- DIRECTIONS: Filter the data for lines with the word "label", then copy every line so identified.

Segment Start: DATA TO USE

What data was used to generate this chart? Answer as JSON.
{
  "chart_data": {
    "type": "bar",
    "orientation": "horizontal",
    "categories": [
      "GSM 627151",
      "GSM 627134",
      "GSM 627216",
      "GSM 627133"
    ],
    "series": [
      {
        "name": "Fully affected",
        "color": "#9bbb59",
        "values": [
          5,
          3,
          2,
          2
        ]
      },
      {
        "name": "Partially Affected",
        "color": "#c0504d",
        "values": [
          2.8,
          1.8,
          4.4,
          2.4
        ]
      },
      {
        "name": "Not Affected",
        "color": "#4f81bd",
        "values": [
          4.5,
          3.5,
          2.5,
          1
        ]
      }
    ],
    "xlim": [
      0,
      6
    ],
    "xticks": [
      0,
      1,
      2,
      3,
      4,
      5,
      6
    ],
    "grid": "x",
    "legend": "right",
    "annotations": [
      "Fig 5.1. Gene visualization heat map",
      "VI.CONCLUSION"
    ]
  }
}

Segment End: DATA TO USE
Segment Start: DATA TO USE

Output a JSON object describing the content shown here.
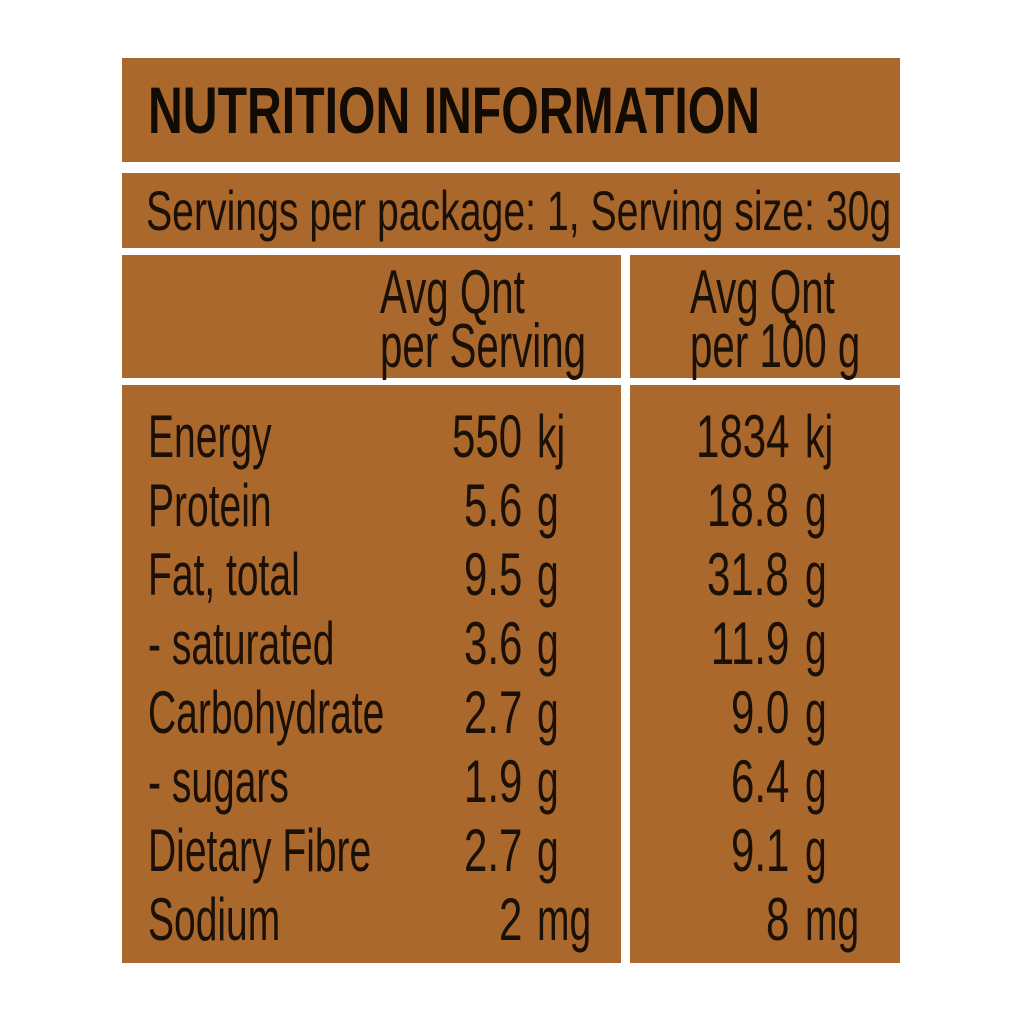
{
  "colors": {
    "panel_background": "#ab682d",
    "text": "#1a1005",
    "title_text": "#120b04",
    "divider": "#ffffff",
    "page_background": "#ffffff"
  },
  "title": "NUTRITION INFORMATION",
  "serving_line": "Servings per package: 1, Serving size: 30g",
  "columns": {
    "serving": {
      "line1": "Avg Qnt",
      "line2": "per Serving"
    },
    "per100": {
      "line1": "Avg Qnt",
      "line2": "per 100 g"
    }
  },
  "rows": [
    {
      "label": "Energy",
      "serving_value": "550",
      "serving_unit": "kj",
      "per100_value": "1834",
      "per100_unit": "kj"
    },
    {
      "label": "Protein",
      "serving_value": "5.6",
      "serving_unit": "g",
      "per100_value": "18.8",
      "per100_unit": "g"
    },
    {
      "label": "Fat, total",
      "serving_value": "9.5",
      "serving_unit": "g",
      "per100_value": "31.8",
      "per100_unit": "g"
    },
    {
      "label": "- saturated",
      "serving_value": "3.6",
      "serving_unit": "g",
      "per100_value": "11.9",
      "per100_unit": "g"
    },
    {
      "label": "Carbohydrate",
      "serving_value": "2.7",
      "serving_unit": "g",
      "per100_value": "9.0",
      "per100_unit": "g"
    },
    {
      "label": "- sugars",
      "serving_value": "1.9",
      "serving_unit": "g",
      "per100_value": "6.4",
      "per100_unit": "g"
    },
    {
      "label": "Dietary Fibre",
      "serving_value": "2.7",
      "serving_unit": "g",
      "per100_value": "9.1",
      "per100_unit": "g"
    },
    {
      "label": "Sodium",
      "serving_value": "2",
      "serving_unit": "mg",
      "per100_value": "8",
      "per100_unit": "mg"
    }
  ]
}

Segment End: DATA TO USE

- OUTPUT FOR THIS TASK:
      "label": "Energy",
      "label": "Protein",
      "label": "Fat, total",
      "label": "- saturated",
      "label": "Carbohydrate",
      "label": "- sugars",
      "label": "Dietary Fibre",
      "label": "Sodium",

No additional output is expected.